Some records
** Start **

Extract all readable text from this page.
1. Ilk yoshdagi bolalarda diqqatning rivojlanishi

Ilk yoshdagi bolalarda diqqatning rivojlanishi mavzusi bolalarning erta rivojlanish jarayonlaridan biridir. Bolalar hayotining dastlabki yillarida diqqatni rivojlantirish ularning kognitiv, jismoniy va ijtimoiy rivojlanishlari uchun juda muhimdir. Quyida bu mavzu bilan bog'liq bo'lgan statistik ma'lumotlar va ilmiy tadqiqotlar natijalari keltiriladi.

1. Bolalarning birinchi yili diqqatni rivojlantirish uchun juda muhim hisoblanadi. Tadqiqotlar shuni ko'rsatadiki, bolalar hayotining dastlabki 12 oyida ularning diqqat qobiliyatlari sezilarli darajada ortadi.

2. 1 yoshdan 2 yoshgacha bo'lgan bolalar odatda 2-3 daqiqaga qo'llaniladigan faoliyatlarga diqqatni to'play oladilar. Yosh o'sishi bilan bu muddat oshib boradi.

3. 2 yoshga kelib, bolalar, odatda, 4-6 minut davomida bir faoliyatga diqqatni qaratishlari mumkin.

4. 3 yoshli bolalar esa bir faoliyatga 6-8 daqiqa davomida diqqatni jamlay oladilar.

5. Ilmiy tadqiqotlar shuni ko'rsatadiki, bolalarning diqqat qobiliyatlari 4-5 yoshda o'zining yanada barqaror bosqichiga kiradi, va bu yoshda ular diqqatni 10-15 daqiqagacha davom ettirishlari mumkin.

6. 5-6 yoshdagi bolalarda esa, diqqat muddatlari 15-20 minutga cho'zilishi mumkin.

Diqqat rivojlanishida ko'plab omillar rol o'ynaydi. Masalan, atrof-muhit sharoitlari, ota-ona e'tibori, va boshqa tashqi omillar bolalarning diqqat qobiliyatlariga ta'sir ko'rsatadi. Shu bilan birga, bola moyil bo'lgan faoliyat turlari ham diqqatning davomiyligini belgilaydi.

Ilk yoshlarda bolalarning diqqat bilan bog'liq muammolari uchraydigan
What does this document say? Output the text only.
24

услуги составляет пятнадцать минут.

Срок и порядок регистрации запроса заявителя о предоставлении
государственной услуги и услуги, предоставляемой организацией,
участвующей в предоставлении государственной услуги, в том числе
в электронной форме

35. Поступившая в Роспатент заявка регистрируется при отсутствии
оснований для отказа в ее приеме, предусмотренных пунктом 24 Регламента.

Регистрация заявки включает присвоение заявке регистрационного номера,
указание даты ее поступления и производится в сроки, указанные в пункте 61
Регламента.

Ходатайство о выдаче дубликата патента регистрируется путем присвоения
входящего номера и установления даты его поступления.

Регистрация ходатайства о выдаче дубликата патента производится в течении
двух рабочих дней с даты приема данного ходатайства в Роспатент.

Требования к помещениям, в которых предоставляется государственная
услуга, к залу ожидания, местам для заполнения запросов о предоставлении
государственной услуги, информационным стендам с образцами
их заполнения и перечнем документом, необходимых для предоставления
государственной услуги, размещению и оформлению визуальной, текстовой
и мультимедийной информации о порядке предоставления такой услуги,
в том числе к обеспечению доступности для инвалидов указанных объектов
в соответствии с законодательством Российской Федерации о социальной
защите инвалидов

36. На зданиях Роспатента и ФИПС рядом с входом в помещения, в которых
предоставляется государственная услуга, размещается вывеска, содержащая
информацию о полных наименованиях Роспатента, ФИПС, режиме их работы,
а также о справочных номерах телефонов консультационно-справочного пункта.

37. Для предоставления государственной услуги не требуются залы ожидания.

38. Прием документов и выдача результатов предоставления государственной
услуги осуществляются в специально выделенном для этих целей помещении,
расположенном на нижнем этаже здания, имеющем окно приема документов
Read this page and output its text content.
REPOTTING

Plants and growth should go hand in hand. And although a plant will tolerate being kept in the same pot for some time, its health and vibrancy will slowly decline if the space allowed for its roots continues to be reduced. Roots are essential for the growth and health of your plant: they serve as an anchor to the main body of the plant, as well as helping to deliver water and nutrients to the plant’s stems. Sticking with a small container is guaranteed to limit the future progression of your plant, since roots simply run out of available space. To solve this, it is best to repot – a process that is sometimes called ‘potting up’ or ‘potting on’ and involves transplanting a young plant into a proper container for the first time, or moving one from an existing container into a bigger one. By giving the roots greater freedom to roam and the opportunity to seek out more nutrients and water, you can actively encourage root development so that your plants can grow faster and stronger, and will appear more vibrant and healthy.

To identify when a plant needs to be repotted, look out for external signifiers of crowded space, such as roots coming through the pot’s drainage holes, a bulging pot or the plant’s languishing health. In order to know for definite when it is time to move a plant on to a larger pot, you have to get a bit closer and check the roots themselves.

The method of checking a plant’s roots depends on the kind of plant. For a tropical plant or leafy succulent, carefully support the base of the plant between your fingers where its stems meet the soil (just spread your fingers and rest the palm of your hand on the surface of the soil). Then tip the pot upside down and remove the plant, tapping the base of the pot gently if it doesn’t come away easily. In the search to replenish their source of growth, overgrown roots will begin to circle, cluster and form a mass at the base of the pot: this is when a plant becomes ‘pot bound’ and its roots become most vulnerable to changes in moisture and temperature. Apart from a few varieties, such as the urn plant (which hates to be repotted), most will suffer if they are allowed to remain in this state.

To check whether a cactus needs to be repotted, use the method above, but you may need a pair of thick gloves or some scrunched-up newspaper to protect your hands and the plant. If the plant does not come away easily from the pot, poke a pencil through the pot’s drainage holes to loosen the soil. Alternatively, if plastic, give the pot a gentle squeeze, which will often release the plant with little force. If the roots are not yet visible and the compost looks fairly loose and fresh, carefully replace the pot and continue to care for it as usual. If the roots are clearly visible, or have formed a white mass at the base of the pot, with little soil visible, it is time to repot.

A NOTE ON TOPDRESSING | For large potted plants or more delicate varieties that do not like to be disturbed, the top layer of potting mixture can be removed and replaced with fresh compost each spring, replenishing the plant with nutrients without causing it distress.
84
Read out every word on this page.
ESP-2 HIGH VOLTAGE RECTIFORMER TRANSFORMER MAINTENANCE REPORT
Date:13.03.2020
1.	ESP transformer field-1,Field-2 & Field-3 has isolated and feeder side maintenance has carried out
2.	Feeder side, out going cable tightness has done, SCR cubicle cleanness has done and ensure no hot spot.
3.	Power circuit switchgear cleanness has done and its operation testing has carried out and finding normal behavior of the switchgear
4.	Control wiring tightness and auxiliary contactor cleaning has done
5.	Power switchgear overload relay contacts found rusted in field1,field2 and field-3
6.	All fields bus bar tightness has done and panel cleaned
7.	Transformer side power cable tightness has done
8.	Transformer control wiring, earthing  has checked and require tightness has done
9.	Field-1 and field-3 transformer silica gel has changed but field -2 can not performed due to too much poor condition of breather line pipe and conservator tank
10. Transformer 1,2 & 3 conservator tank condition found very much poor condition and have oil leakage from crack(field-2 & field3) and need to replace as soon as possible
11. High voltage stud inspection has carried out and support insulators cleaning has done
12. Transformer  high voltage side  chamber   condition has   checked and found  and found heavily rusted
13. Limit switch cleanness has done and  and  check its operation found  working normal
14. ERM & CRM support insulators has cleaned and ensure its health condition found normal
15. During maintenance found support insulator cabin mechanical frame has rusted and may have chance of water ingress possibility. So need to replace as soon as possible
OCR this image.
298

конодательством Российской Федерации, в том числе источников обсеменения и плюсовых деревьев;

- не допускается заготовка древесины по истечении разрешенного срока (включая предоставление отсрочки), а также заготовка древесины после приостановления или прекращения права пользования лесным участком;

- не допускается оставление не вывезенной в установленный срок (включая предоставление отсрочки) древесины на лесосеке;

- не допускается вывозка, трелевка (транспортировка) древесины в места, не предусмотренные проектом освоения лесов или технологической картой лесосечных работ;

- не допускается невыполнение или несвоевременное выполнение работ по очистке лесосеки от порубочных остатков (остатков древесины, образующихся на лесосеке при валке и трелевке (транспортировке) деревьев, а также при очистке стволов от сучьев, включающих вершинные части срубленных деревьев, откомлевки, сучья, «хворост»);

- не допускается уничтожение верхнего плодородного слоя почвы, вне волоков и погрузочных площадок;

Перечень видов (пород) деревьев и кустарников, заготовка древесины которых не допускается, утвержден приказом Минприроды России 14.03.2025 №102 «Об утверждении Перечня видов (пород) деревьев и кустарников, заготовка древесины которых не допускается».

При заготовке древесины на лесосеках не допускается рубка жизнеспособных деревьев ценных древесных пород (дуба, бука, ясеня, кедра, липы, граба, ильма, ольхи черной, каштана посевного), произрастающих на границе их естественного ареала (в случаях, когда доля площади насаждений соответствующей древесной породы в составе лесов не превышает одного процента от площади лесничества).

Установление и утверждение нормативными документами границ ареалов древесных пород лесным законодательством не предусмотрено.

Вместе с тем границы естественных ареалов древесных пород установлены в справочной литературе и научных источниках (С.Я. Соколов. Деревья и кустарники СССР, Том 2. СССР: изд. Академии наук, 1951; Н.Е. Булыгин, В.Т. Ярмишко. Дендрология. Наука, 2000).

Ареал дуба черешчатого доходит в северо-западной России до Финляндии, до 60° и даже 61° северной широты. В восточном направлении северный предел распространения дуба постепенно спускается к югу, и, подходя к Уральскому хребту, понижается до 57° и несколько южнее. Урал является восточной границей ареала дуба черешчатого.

** End **

■ **Written problem**
The required answer is a single number: the count of lines in the entries that hold the string "rivojlantirish".

■ **Written solution**
2